> Records provided:
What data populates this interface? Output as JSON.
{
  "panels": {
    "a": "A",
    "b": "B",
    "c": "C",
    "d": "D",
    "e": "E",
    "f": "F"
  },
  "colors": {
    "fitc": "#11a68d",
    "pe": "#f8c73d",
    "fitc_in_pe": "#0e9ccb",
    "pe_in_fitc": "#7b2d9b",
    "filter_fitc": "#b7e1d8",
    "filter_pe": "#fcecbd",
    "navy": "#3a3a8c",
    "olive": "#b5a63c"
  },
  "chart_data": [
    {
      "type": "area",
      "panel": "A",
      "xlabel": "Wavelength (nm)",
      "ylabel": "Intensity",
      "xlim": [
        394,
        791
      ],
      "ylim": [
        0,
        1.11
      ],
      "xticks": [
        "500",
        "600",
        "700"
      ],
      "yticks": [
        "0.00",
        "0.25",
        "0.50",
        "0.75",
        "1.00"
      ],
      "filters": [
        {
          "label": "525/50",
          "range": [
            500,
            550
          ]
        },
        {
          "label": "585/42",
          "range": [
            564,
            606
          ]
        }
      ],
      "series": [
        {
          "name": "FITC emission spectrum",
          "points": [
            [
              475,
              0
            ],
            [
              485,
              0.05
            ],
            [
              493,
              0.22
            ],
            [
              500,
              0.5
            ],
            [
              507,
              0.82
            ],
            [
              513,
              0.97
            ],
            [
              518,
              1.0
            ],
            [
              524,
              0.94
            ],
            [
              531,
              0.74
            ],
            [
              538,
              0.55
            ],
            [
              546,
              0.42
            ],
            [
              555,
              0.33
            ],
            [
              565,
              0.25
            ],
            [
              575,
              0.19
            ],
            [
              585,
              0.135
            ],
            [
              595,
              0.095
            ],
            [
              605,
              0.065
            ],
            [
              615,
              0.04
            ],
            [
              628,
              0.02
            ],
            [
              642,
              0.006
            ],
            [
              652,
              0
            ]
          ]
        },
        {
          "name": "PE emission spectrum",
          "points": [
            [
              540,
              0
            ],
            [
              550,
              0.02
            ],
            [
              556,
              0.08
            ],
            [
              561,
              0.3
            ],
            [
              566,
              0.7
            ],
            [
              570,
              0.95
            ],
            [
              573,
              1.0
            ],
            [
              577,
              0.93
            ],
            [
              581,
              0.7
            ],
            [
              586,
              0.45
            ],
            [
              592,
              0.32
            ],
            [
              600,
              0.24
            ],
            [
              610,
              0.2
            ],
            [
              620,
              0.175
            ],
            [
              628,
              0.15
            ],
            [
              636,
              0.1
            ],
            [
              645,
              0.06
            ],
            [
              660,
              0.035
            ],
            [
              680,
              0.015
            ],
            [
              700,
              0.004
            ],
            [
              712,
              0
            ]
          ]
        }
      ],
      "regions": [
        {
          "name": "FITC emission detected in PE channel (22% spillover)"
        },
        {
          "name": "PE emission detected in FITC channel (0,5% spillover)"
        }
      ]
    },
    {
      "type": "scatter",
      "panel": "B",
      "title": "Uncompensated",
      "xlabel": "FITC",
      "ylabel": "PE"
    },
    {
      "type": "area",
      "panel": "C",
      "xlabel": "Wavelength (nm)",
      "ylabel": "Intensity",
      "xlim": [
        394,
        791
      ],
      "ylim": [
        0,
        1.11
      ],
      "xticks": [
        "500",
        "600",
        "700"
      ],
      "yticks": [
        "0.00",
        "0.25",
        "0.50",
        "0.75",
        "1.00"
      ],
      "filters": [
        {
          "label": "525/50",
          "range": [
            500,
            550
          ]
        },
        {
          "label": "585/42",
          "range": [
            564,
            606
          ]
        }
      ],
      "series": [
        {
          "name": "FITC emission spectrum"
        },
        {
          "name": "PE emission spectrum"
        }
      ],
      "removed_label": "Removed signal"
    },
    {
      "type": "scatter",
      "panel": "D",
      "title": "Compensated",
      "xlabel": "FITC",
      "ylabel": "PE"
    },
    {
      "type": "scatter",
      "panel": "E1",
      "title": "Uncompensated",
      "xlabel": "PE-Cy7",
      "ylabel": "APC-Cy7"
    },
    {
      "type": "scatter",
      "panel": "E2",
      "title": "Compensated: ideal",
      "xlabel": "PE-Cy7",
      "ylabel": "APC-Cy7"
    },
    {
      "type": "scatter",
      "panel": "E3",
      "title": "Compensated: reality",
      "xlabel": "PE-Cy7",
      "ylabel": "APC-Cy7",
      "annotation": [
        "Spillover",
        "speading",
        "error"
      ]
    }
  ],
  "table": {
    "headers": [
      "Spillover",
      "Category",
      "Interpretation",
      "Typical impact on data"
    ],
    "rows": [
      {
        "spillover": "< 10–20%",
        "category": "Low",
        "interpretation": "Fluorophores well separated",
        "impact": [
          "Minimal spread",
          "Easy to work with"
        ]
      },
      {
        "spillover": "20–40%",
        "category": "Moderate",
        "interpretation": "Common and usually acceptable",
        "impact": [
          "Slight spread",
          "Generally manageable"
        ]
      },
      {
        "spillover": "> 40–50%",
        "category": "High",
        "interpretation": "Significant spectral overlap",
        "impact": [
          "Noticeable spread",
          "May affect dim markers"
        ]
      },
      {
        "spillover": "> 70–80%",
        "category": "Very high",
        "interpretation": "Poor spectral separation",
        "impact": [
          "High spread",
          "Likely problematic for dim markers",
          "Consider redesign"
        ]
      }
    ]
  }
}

> Aim: Gather each line in these records that contains the string "detected".

> Exercise solution:
          "name": "FITC emission detected in PE channel (22% spillover)"
          "name": "PE emission detected in FITC channel (0,5% spillover)"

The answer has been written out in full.